Start ITEMS

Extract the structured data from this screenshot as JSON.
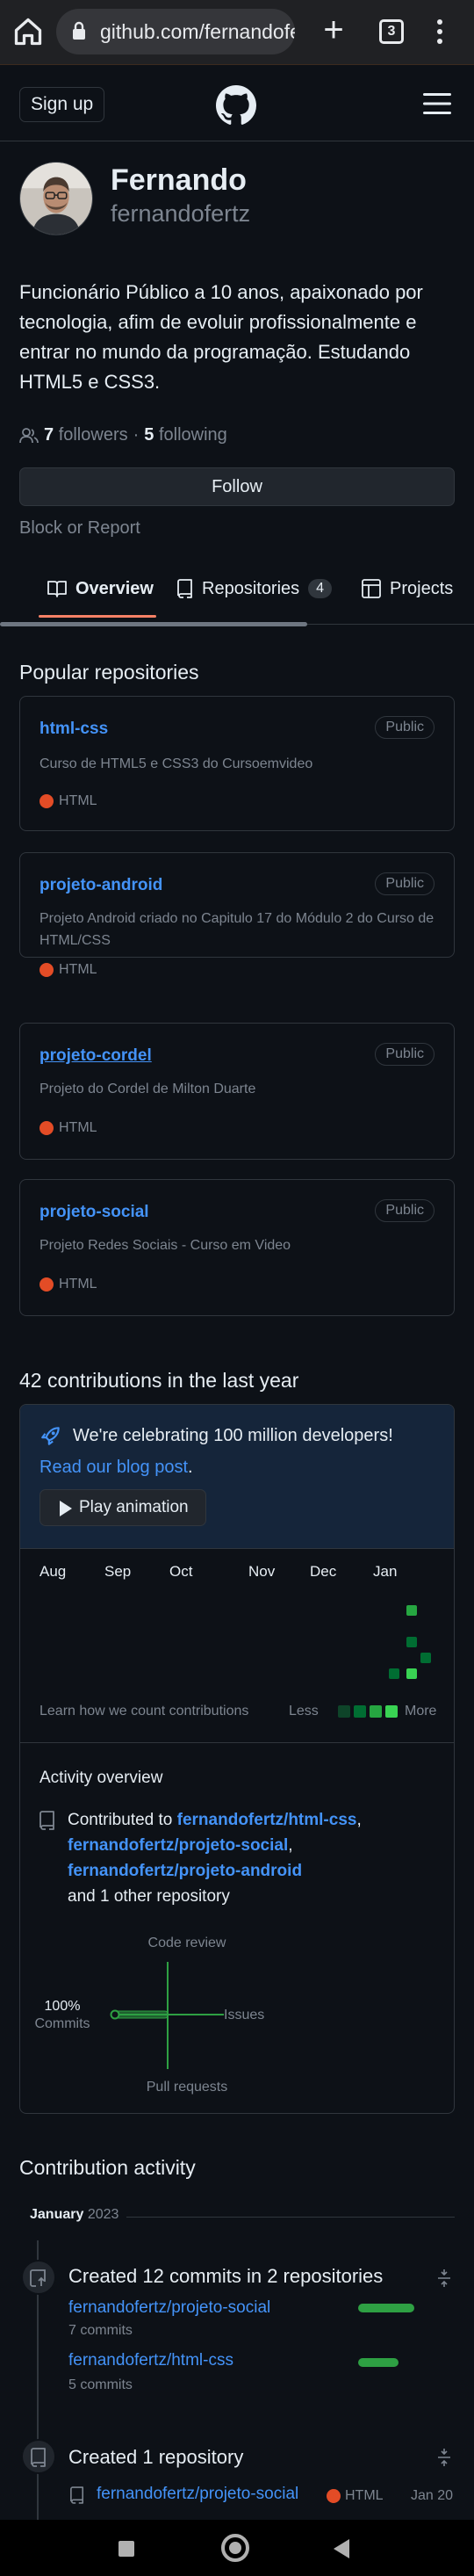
{
  "browser": {
    "url": "github.com/fernandofertz",
    "tab_count": "3"
  },
  "header": {
    "signup_label": "Sign up"
  },
  "profile": {
    "name": "Fernando",
    "login": "fernandofertz",
    "bio": "Funcionário Público a 10 anos, apaixonado por tecnologia, afim de evoluir profissionalmente e entrar no mundo da programação. Estudando HTML5 e CSS3.",
    "followers_count": "7",
    "followers_label": "followers",
    "separator": "·",
    "following_count": "5",
    "following_label": "following",
    "follow_label": "Follow",
    "block_label": "Block or Report"
  },
  "tabs": [
    {
      "label": "Overview"
    },
    {
      "label": "Repositories",
      "count": "4"
    },
    {
      "label": "Projects"
    }
  ],
  "popular": {
    "title": "Popular repositories",
    "repos": [
      {
        "name": "html-css",
        "visibility": "Public",
        "description": "Curso de HTML5 e CSS3 do Cursoemvideo",
        "language": "HTML"
      },
      {
        "name": "projeto-android",
        "visibility": "Public",
        "description": "Projeto Android criado no Capitulo 17 do Módulo 2 do Curso de HTML/CSS",
        "language": "HTML"
      },
      {
        "name": "projeto-cordel",
        "visibility": "Public",
        "description": "Projeto do Cordel de Milton Duarte",
        "language": "HTML"
      },
      {
        "name": "projeto-social",
        "visibility": "Public",
        "description": "Projeto Redes Sociais - Curso em Video",
        "language": "HTML"
      }
    ],
    "language_color": "#e34c26"
  },
  "contributions": {
    "title": "42 contributions in the last year",
    "banner_text": "We're celebrating 100 million developers!",
    "banner_link": "Read our blog post",
    "banner_link_suffix": ".",
    "play_label": "Play animation",
    "months": [
      "Aug",
      "Sep",
      "Oct",
      "Nov",
      "Dec",
      "Jan"
    ],
    "learn_label": "Learn how we count contributions",
    "less_label": "Less",
    "more_label": "More",
    "legend_colors": [
      "#161b22",
      "#0e4429",
      "#006d32",
      "#26a641",
      "#39d353"
    ]
  },
  "activity_overview": {
    "title": "Activity overview",
    "prefix": "Contributed to",
    "repo1": "fernandofertz/html-css",
    "comma1": ",",
    "repo2": "fernandofertz/projeto-social",
    "comma2": ",",
    "repo3": "fernandofertz/projeto-android",
    "suffix": "and 1 other repository",
    "axis": {
      "top": "Code review",
      "left_pct": "100%",
      "left": "Commits",
      "right": "Issues",
      "bottom": "Pull requests"
    },
    "commits_percent": 100
  },
  "activity": {
    "title": "Contribution activity",
    "month": "January",
    "year": "2023",
    "commits_title": "Created 12 commits in 2 repositories",
    "commit_repos": [
      {
        "name": "fernandofertz/projeto-social",
        "commits": "7 commits",
        "value": 7
      },
      {
        "name": "fernandofertz/html-css",
        "commits": "5 commits",
        "value": 5
      }
    ],
    "created_title": "Created 1 repository",
    "created_repo": "fernandofertz/projeto-social",
    "created_language": "HTML",
    "created_date": "Jan 20"
  }
}
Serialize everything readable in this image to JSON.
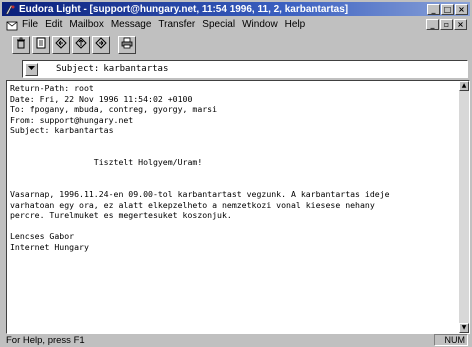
{
  "window": {
    "title": "Eudora Light - [support@hungary.net, 11:54 1996, 11, 2, karbantartas]",
    "controls": {
      "minimize": "_",
      "maximize": "□",
      "close": "×"
    }
  },
  "menu": {
    "items": [
      "File",
      "Edit",
      "Mailbox",
      "Message",
      "Transfer",
      "Special",
      "Window",
      "Help"
    ],
    "doc_controls": {
      "minimize": "_",
      "restore": "▫",
      "close": "×"
    }
  },
  "toolbar": {
    "buttons": [
      "trash-icon",
      "new-message-icon",
      "reply-icon",
      "forward-icon",
      "redirect-icon",
      "print-icon"
    ]
  },
  "subject_bar": {
    "label": "Subject:",
    "value": "karbantartas"
  },
  "message": {
    "body": "Return-Path: root\nDate: Fri, 22 Nov 1996 11:54:02 +0100\nTo: fpogany, mbuda, contreg, gyorgy, marsi\nFrom: support@hungary.net\nSubject: karbantartas\n\n\n                 Tisztelt Holgyem/Uram!\n\n\nVasarnap, 1996.11.24-en 09.00-tol karbantartast vegzunk. A karbantartas ideje\nvarhatoan egy ora, ez alatt elkepzelheto a nemzetkozi vonal kiesese nehany\npercre. Turelmuket es megertesuket koszonjuk.\n\nLencses Gabor\nInternet Hungary"
  },
  "status": {
    "help_text": "For Help, press F1",
    "indicator": "NUM"
  }
}
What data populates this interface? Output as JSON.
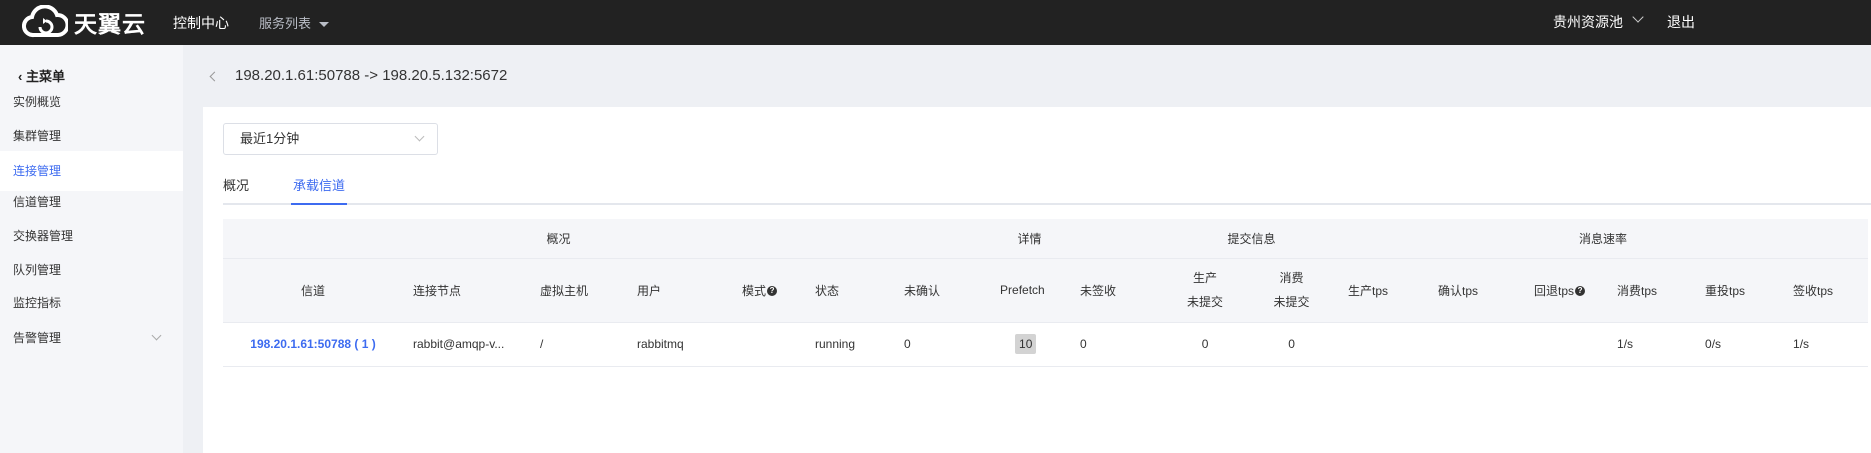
{
  "header": {
    "brand": "天翼云",
    "console": "控制中心",
    "services": "服务列表",
    "region": "贵州资源池",
    "logout": "退出"
  },
  "sidebar": {
    "back": "主菜单",
    "items": [
      {
        "label": "实例概览"
      },
      {
        "label": "集群管理"
      },
      {
        "label": "连接管理",
        "active": true
      },
      {
        "label": "信道管理"
      },
      {
        "label": "交换器管理"
      },
      {
        "label": "队列管理"
      },
      {
        "label": "监控指标"
      },
      {
        "label": "告警管理"
      }
    ]
  },
  "breadcrumb": "198.20.1.61:50788 -> 198.20.5.132:5672",
  "time_select": "最近1分钟",
  "tabs": [
    {
      "label": "概况"
    },
    {
      "label": "承载信道",
      "active": true
    }
  ],
  "table": {
    "groups": [
      "概况",
      "详情",
      "提交信息",
      "消息速率"
    ],
    "columns": [
      "信道",
      "连接节点",
      "虚拟主机",
      "用户",
      "模式",
      "状态",
      "未确认",
      "Prefetch",
      "未签收",
      "生产",
      "未提交",
      "消费",
      "未提交",
      "生产tps",
      "确认tps",
      "回退tps",
      "消费tps",
      "重投tps",
      "签收tps"
    ],
    "help_mark": "?",
    "rows": [
      {
        "channel": "198.20.1.61:50788 ( 1 )",
        "node": "rabbit@amqp-v...",
        "vhost": "/",
        "user": "rabbitmq",
        "mode": "",
        "state": "running",
        "unacked": "0",
        "prefetch": "10",
        "unconfirmed": "0",
        "pub_uncommitted": "0",
        "con_uncommitted": "0",
        "pub_tps": "",
        "ack_tps": "",
        "nack_tps": "",
        "con_tps": "1/s",
        "redeliver_tps": "0/s",
        "sign_tps": "1/s"
      }
    ]
  },
  "colors": {
    "accent": "#3d6bf0",
    "topbar": "#222222"
  }
}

End ITEMS

**SET TASK:**
Filter out all lines lacking the word "JSON" and copy the rest.

**RESPONSE TO THE EXERCISE:**
Extract the structured data from this screenshot as JSON.
Serialize everything readable in this image to JSON.
What data populates this interface? Output as JSON.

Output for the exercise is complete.